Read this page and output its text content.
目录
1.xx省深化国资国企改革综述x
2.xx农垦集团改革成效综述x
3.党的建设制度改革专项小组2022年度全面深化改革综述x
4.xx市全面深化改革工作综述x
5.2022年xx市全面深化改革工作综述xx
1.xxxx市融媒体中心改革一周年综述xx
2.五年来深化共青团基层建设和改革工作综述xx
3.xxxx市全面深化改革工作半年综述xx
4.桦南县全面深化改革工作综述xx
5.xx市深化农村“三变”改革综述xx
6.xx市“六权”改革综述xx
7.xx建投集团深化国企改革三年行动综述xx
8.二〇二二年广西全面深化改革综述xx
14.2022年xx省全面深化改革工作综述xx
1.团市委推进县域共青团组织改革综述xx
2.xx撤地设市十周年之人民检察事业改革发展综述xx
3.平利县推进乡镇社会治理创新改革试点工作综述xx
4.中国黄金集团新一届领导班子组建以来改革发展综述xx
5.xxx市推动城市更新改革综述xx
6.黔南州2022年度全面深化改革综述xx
- - - - - - -
* _WHAT TO WORK ON_: Quote the data above in full, changing nothing.

* _OUTPUT OF THE TASK_:
Read this page and output its text content.
目录
1.xx省深化国资国企改革综述x
2.xx农垦集团改革成效综述x
3.党的建设制度改革专项小组2022年度全面深化改革综述x
4.xx市全面深化改革工作综述x
5.2022年xx市全面深化改革工作综述xx
1.xxxx市融媒体中心改革一周年综述xx
2.五年来深化共青团基层建设和改革工作综述xx
3.xxxx市全面深化改革工作半年综述xx
4.桦南县全面深化改革工作综述xx
5.xx市深化农村“三变”改革综述xx
6.xx市“六权”改革综述xx
7.xx建投集团深化国企改革三年行动综述xx
8.二〇二二年广西全面深化改革综述xx
14.2022年xx省全面深化改革工作综述xx
1.团市委推进县域共青团组织改革综述xx
2.xx撤地设市十周年之人民检察事业改革发展综述xx
3.平利县推进乡镇社会治理创新改革试点工作综述xx
4.中国黄金集团新一届领导班子组建以来改革发展综述xx
5.xxx市推动城市更新改革综述xx
6.黔南州2022年度全面深化改革综述xx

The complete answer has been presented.